[Start RAW RECORDS]

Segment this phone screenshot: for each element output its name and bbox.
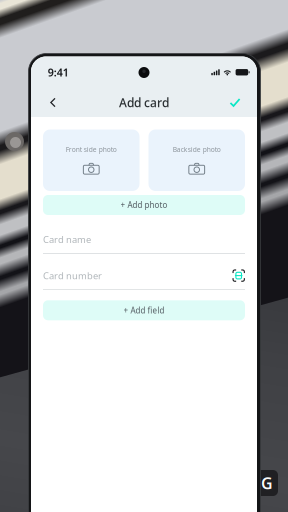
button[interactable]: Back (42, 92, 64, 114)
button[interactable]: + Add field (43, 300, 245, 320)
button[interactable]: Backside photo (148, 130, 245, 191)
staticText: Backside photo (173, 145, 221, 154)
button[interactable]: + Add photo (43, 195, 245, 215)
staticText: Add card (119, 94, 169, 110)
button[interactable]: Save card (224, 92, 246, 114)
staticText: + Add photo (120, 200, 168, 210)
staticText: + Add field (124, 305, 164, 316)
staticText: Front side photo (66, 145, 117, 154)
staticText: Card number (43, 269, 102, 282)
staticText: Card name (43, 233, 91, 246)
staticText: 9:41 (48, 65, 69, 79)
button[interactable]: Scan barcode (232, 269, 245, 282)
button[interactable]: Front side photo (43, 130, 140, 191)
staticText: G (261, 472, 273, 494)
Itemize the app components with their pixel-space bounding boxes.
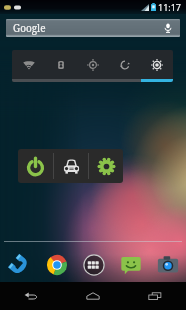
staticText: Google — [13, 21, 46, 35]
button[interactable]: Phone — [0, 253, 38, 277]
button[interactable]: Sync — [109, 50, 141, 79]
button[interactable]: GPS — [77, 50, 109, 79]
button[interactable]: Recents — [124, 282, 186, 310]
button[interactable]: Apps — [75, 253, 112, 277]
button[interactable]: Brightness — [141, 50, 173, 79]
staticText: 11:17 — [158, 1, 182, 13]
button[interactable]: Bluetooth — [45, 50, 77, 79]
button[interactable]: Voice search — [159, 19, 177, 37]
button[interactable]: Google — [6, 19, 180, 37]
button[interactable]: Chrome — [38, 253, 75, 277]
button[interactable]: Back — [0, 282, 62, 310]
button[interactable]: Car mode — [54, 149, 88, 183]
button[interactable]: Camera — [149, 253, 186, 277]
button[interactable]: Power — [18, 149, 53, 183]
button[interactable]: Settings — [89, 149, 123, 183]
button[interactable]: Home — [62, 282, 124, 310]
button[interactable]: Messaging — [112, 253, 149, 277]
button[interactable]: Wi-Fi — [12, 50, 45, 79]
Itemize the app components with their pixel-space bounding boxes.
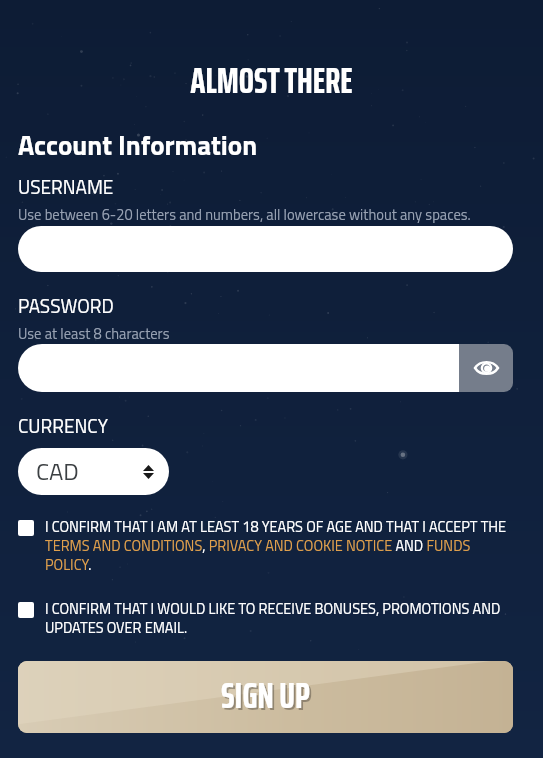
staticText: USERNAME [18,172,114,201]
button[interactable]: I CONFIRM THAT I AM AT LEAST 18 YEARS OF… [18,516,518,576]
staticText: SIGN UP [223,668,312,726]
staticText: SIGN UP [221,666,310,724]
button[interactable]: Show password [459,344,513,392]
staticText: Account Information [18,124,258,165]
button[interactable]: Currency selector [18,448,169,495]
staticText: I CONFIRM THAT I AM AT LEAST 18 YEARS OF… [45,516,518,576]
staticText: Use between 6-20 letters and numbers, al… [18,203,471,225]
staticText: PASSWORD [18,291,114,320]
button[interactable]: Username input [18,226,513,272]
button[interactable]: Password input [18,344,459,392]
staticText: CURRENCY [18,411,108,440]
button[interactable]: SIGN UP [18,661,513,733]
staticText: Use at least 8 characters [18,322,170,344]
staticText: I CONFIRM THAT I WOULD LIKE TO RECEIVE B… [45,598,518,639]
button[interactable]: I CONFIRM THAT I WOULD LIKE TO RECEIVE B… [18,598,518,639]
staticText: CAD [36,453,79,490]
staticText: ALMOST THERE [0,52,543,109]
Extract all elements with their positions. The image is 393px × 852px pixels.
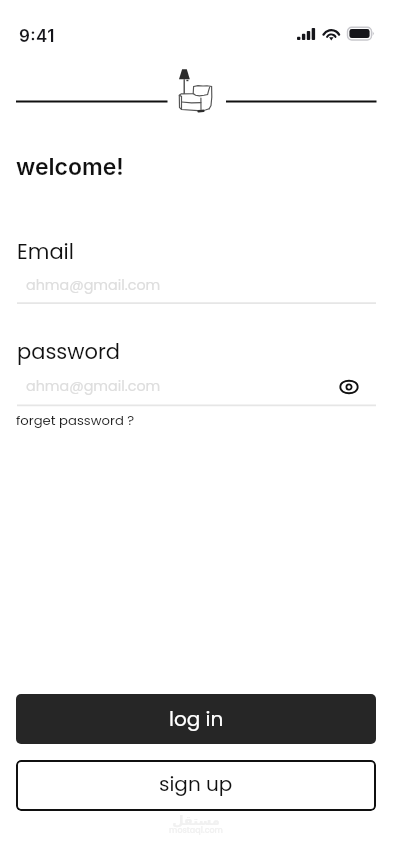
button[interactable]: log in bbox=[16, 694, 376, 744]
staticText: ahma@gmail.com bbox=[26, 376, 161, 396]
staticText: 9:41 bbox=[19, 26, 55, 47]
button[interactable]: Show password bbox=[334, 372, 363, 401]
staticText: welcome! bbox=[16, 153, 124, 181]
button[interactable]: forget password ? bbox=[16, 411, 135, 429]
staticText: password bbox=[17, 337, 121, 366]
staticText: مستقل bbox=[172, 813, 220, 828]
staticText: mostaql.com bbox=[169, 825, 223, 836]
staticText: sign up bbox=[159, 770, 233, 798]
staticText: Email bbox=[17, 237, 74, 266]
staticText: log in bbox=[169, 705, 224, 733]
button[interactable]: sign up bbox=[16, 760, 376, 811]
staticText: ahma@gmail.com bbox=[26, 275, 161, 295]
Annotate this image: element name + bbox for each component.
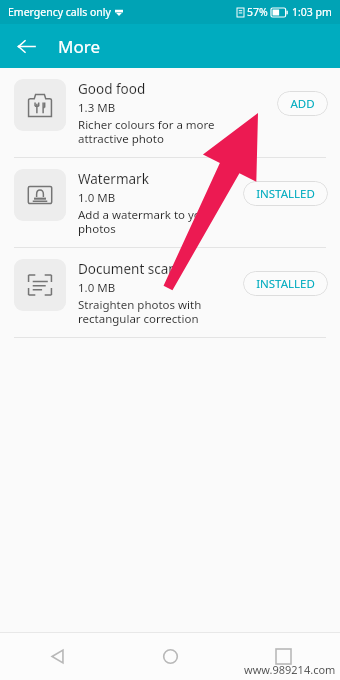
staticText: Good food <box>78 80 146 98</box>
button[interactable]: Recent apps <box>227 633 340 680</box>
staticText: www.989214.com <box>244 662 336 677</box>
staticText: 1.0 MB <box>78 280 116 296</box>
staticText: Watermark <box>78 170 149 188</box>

[End RAW RECORDS]

» **WHAT THE TASK ASKS**
Copy out all of the lines above word for word, but leave out the picture markers.

» **RESPONSE BELOW**
Segment this phone screenshot: for each element output its name and bbox.
button[interactable]: Back (42, 92, 64, 114)
button[interactable]: + Add field (43, 300, 245, 320)
button[interactable]: Backside photo (148, 130, 245, 191)
staticText: Backside photo (173, 145, 221, 154)
button[interactable]: + Add photo (43, 195, 245, 215)
staticText: Add card (119, 94, 169, 110)
button[interactable]: Save card (224, 92, 246, 114)
staticText: + Add photo (120, 200, 168, 210)
staticText: + Add field (124, 305, 164, 316)
staticText: Front side photo (66, 145, 117, 154)
staticText: Card number (43, 269, 102, 282)
staticText: Card name (43, 233, 91, 246)
staticText: 9:41 (48, 65, 69, 79)
button[interactable]: Scan barcode (232, 269, 245, 282)
button[interactable]: Front side photo (43, 130, 140, 191)
staticText: G (261, 472, 273, 494)
Itemize the app components with their pixel-space bounding boxes.
staticText: Google — [13, 21, 46, 35]
button[interactable]: Phone — [0, 253, 38, 277]
button[interactable]: Sync — [109, 50, 141, 79]
button[interactable]: GPS — [77, 50, 109, 79]
button[interactable]: Recents — [124, 282, 186, 310]
button[interactable]: Apps — [75, 253, 112, 277]
button[interactable]: Brightness — [141, 50, 173, 79]
staticText: 11:17 — [158, 1, 182, 13]
button[interactable]: Bluetooth — [45, 50, 77, 79]
button[interactable]: Voice search — [159, 19, 177, 37]
button[interactable]: Google — [6, 19, 180, 37]
button[interactable]: Chrome — [38, 253, 75, 277]
button[interactable]: Back — [0, 282, 62, 310]
button[interactable]: Car mode — [54, 149, 88, 183]
button[interactable]: Camera — [149, 253, 186, 277]
button[interactable]: Power — [18, 149, 53, 183]
button[interactable]: Settings — [89, 149, 123, 183]
button[interactable]: Home — [62, 282, 124, 310]
button[interactable]: Messaging — [112, 253, 149, 277]
button[interactable]: Wi-Fi — [12, 50, 45, 79]
Itemize the app components with their pixel-space bounding boxes.
staticText: USERNAME [18,172,114,201]
button[interactable]: I CONFIRM THAT I AM AT LEAST 18 YEARS OF… [18,516,518,576]
staticText: SIGN UP [223,668,312,726]
staticText: SIGN UP [221,666,310,724]
button[interactable]: Show password [459,344,513,392]
staticText: Account Information [18,124,258,165]
button[interactable]: Currency selector [18,448,169,495]
staticText: I CONFIRM THAT I AM AT LEAST 18 YEARS OF… [45,516,518,576]
staticText: Use between 6-20 letters and numbers, al… [18,203,471,225]
staticText: PASSWORD [18,291,114,320]
button[interactable]: Username input [18,226,513,272]
button[interactable]: Password input [18,344,459,392]
staticText: CURRENCY [18,411,108,440]
button[interactable]: SIGN UP [18,661,513,733]
staticText: Use at least 8 characters [18,322,170,344]
staticText: I CONFIRM THAT I WOULD LIKE TO RECEIVE B… [45,598,518,639]
button[interactable]: I CONFIRM THAT I WOULD LIKE TO RECEIVE B… [18,598,518,639]
staticText: CAD [36,453,79,490]
staticText: ALMOST THERE [0,52,543,109]
Extract all elements with their positions. The image is 393px × 852px pixels.
button[interactable]: log in bbox=[16, 694, 376, 744]
staticText: ahma@gmail.com bbox=[26, 376, 161, 396]
staticText: 9:41 bbox=[19, 26, 55, 47]
button[interactable]: Show password bbox=[334, 372, 363, 401]
staticText: welcome! bbox=[16, 153, 124, 181]
button[interactable]: forget password ? bbox=[16, 411, 135, 429]
staticText: password bbox=[17, 337, 121, 366]
staticText: مستقل bbox=[172, 813, 220, 828]
staticText: mostaql.com bbox=[169, 825, 223, 836]
staticText: sign up bbox=[159, 770, 233, 798]
staticText: Email bbox=[17, 237, 74, 266]
staticText: log in bbox=[169, 705, 224, 733]
button[interactable]: sign up bbox=[16, 760, 376, 811]
staticText: ahma@gmail.com bbox=[26, 275, 161, 295]
Annotate this image: element name + bbox for each component.
staticText: Good food <box>78 80 146 98</box>
button[interactable]: Recent apps <box>227 633 340 680</box>
staticText: www.989214.com <box>244 662 336 677</box>
staticText: 1.0 MB <box>78 280 116 296</box>
staticText: Watermark <box>78 170 149 188</box>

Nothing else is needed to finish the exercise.